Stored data
'''

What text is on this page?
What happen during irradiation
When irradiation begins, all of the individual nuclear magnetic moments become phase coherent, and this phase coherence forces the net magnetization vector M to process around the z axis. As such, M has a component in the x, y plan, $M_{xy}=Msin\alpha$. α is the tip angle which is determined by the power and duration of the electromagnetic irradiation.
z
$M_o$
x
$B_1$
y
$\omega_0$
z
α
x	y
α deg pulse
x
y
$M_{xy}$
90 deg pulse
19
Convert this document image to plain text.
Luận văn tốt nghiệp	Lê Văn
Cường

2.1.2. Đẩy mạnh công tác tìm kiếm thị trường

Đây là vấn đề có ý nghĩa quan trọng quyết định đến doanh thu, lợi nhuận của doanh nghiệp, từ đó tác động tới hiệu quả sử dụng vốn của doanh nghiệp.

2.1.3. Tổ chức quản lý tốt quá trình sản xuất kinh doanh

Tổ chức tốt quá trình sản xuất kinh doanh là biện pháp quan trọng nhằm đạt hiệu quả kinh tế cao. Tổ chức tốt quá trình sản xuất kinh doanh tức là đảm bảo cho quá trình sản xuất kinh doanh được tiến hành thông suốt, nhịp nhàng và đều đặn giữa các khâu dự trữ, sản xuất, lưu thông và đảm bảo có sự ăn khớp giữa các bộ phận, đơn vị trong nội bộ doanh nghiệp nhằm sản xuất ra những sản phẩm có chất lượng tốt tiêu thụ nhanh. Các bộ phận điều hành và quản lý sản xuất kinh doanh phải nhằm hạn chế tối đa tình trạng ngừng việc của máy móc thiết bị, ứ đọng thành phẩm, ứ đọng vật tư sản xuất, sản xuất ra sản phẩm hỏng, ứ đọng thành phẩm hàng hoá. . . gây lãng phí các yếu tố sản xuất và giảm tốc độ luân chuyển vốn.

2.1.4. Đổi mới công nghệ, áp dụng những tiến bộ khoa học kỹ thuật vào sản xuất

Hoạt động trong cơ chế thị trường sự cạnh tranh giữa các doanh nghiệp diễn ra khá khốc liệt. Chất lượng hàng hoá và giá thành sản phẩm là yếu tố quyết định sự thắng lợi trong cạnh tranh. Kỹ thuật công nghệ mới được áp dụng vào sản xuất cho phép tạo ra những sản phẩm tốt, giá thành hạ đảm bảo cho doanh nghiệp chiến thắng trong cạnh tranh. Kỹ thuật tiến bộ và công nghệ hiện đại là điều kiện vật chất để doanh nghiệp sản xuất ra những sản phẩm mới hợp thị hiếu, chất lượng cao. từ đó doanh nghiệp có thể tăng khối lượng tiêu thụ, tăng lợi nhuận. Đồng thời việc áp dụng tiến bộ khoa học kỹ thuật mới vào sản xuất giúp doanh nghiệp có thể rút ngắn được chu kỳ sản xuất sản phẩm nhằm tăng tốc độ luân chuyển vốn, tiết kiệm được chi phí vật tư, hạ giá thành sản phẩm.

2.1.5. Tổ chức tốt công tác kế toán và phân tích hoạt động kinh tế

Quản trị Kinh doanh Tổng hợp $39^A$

'''

= TASK GOAL =
Return each line with "text".

= TASK SOLUTION =
What text is on this page?
Convert this document image to plain text.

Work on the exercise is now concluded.